Stored data entries
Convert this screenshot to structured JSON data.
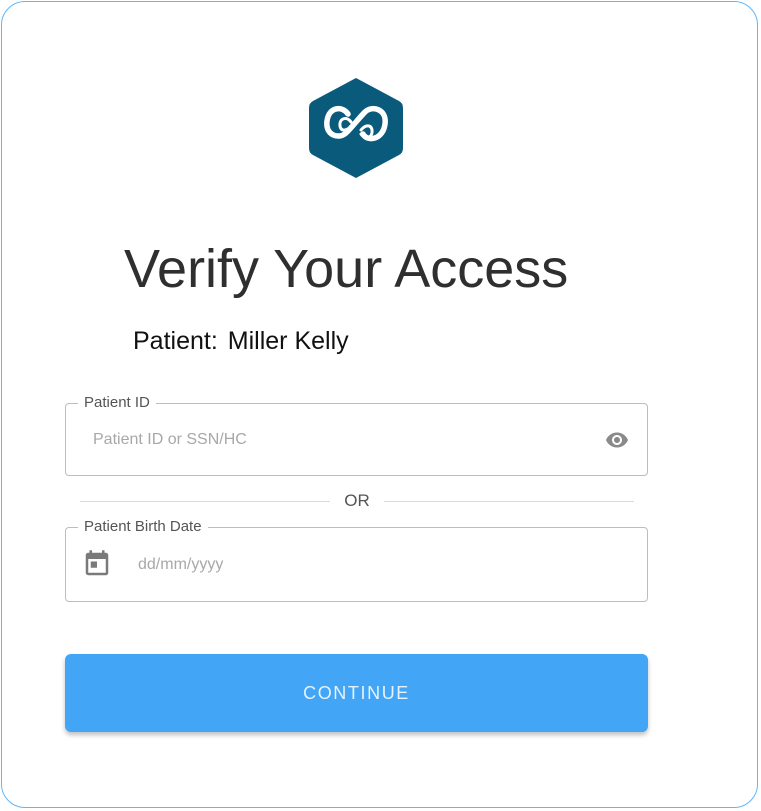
{
  "colors": {
    "accent": "#42a5f5",
    "logo": "#0a5a7c",
    "card_border": "#64b5f6"
  },
  "logo": {
    "icon": "infinity-hexagon-icon"
  },
  "title": "Verify Your Access",
  "patient": {
    "label": "Patient:",
    "name": "Miller Kelly"
  },
  "patient_id_field": {
    "label": "Patient ID",
    "placeholder": "Patient ID or SSN/HC",
    "value": "",
    "icon": "eye-icon"
  },
  "divider": {
    "text": "OR"
  },
  "birth_date_field": {
    "label": "Patient Birth Date",
    "placeholder": "dd/mm/yyyy",
    "value": "",
    "icon": "calendar-icon"
  },
  "continue_button": {
    "label": "CONTINUE"
  }
}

JOB:
Write out the listing above again, exactly, but with no pictures in the copy.

RESULT FOR THIS EXERCISE:
Convert this screenshot to structured JSON data.
{
  "colors": {
    "accent": "#42a5f5",
    "logo": "#0a5a7c",
    "card_border": "#64b5f6"
  },
  "logo": {
    "icon": "infinity-hexagon-icon"
  },
  "title": "Verify Your Access",
  "patient": {
    "label": "Patient:",
    "name": "Miller Kelly"
  },
  "patient_id_field": {
    "label": "Patient ID",
    "placeholder": "Patient ID or SSN/HC",
    "value": "",
    "icon": "eye-icon"
  },
  "divider": {
    "text": "OR"
  },
  "birth_date_field": {
    "label": "Patient Birth Date",
    "placeholder": "dd/mm/yyyy",
    "value": "",
    "icon": "calendar-icon"
  },
  "continue_button": {
    "label": "CONTINUE"
  }
}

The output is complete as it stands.